▸ AIM
Repeat the full listing, word for word.

▸ DATA FOR THIS TASK
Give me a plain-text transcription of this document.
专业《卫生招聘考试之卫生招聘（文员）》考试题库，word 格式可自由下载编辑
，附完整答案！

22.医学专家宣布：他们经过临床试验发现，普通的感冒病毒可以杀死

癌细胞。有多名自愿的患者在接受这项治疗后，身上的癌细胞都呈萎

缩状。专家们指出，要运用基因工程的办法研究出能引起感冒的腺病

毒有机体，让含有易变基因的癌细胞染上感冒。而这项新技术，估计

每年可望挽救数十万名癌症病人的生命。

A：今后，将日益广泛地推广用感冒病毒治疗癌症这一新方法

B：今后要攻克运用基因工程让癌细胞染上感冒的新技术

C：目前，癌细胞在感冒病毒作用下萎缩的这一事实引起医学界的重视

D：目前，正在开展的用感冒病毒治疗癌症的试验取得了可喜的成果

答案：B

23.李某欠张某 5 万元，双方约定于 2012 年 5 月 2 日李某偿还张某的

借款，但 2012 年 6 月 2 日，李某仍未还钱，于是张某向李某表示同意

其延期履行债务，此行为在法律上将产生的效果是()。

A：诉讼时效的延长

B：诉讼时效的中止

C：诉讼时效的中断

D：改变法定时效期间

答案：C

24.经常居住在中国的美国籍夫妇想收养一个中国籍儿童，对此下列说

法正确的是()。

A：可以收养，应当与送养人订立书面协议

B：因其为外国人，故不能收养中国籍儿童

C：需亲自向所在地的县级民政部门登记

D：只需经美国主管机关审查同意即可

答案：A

▸ SOLVED EXERCISE
Give me a plain-text transcription of this document.
专业《卫生招聘考试之卫生招聘（文员）》考试题库，word 格式可自由下载编辑
，附完整答案！

22.医学专家宣布：他们经过临床试验发现，普通的感冒病毒可以杀死

癌细胞。有多名自愿的患者在接受这项治疗后，身上的癌细胞都呈萎

缩状。专家们指出，要运用基因工程的办法研究出能引起感冒的腺病

毒有机体，让含有易变基因的癌细胞染上感冒。而这项新技术，估计

每年可望挽救数十万名癌症病人的生命。

A：今后，将日益广泛地推广用感冒病毒治疗癌症这一新方法

B：今后要攻克运用基因工程让癌细胞染上感冒的新技术

C：目前，癌细胞在感冒病毒作用下萎缩的这一事实引起医学界的重视

D：目前，正在开展的用感冒病毒治疗癌症的试验取得了可喜的成果

答案：B

23.李某欠张某 5 万元，双方约定于 2012 年 5 月 2 日李某偿还张某的

借款，但 2012 年 6 月 2 日，李某仍未还钱，于是张某向李某表示同意

其延期履行债务，此行为在法律上将产生的效果是()。

A：诉讼时效的延长

B：诉讼时效的中止

C：诉讼时效的中断

D：改变法定时效期间

答案：C

24.经常居住在中国的美国籍夫妇想收养一个中国籍儿童，对此下列说

法正确的是()。

A：可以收养，应当与送养人订立书面协议

B：因其为外国人，故不能收养中国籍儿童

C：需亲自向所在地的县级民政部门登记

D：只需经美国主管机关审查同意即可

答案：A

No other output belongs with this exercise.